— Exercise passage —
++++++

Thomas Jefferson International Newcomers Academy is the anchor of Cleveland’s Dream Neighborhood – which is defined by the half-mile radius that surrounds the school. Cleveland Councilman Joe Cimperman, along with Councilmen Brian Cummins and Matthew Zone, have committed to revitalizing this neighborhood and providing new opportunities for refugees in Cleveland. They have prioritized demolition funding for the Dream Neighborhood (which encompasses 162 vacant properties), and the Cuyahoga County Land Bank has used data to identify target properties in the foreclosure process to assist in neighborhood planning and housing redevelopment. To date, this partnership has resulted in the demolition of 15 properties in Dream Neighborhood – a strong start to a brighter future in this community.

Cleveland Home DREAM

A home in the DREAM Neighborhood being rehabbed by refugees, for refugees.

This relationship between the Cuyahoga Land Bank and municipal government is underpinned by the important role that a private developer plays in the Dream Neighborhood by purchasing, rehabbing, and renting formerly vacant homes. He also employs refugees in construction jobs to teach them valuable skills that can be translated to other jobs in the workforce. Once the houses are restored, they are rented to refugees to provide quality, affordable, safe places to live.

In addition to the work done in Dream Neighborhood, Cuyahoga County Land Bank is partnering with refugee serving agencies to develop refugee housing and identify refugee tenants and homeowners who often struggle due to lack of credit and rental history. The Land Bank has worked with the International Services Center (ISC) to sell 7 single-family homes that were rehabbed into new homes for refugees.

With what is estimated to be over 20,000 vacant properties in Detroit, we find ourselves sitting on an untapped opportunity to create new pathways that connect immigrants and refugees in search of housing with these vacant homes.

++++++

— Using the information —
**a.** Answer these questions using the passage on Cleveland's Dream Neighborhood:
(i) What area defines the Dream Neighborhood?
(ii) How many properties in the Dream Neighborhood have been demolished so far?
(iii) How many single-family homes did the Land Bank sell through its work with the International Services Center?
**b.** Carry on the passage on Cleveland's Dream Neighborhood from the point where it stops.
The data come from a separate source unrelated to the passage on Cleveland's Dream Neighborhood.

++++++

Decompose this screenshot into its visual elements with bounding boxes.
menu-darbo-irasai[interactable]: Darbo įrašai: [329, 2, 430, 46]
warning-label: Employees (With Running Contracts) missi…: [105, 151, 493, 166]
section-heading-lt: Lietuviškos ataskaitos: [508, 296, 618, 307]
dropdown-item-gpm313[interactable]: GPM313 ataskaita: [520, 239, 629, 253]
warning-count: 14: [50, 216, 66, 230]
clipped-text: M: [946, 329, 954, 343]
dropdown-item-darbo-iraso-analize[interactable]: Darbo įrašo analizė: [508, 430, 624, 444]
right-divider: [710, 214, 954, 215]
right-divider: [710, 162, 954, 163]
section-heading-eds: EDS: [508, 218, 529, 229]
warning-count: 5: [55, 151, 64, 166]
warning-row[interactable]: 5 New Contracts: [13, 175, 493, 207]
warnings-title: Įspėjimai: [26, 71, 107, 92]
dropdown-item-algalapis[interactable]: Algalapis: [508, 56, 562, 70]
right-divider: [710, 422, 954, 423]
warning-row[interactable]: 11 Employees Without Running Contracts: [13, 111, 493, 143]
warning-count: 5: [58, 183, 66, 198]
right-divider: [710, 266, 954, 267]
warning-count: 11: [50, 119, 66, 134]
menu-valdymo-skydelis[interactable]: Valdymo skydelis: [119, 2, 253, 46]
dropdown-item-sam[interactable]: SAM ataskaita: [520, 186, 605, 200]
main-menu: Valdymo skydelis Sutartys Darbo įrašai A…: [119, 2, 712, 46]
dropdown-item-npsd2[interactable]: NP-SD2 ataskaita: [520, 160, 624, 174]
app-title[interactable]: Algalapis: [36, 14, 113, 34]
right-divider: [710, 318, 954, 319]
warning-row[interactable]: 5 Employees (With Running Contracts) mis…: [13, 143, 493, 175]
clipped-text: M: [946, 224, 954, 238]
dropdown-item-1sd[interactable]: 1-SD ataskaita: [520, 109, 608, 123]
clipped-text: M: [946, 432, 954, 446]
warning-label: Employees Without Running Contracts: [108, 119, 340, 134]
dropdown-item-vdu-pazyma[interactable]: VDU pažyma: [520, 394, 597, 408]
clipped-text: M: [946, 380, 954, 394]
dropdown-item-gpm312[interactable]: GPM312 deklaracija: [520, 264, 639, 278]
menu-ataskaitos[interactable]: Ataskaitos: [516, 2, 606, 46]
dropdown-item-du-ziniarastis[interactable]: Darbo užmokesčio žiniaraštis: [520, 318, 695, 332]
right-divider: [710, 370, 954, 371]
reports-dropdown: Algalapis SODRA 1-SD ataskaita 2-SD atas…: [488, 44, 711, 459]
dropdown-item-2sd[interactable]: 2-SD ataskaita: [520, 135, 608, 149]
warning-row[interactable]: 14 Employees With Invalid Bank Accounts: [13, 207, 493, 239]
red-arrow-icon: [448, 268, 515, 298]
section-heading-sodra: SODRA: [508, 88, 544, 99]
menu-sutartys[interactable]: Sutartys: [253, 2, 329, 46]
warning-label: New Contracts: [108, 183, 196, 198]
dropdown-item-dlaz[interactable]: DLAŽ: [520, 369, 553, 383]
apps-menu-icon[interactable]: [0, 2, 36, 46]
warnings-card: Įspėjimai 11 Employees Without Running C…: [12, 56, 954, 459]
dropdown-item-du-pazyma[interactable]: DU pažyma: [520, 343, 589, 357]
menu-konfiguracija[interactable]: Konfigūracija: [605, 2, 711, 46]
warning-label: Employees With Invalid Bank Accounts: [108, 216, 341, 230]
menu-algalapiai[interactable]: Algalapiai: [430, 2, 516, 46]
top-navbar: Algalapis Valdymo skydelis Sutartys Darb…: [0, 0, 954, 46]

++++++

— Results by task —
**a.**
(i) The half-mile radius surrounding Thomas Jefferson International Newcomers Academy.
(ii) 15 properties.
(iii) 7 single-family homes.

**b.**
In the second half of our study tour, attendees sat down with members of the Refugee Services Collaborative — a cross-sector of organizations joined together to better serve refugees settling in northeast Ohio. Formed in 2011, the innovative collaborative coordinates the work of its members and builds capacity across the organizations; it is comprised of refugee resettlement agencies, area school systems, and community and faith-based organizations. While not a unique concept, members point to the inclusion of a broad group of entities and the level of collaboration, and the hiring of a third party facilitator as reasons for their success. In 2012 the Collaborative published a groundbreaking economic impact study of refugee resettlement in Northeast Ohio, which found that refugees have helped slow population loss and have had an economic impact of $48 million. An economic development approach to their resettlement efforts has further propelled their work and opened doors to new relationships, sectors, and strategies.

In the wake of the attacks on Paris and Beirut, Global Detroit and its friends and partners in the WE Global Network continue to develop comprehensive and streamlined systems to receive, include, and empower more refugees. The study tour to Cleveland left the Global Detroit team and its partners with a strong sense of direction, inspiration, and partnership to navigate refugee resettlement in Detroit and the region. The delegation will be applying the tools in Detroit to develop innovations that integrate and include refugees and immigrants as valued contributors to Southeast Michigan’s cultural, civic, and social fabric.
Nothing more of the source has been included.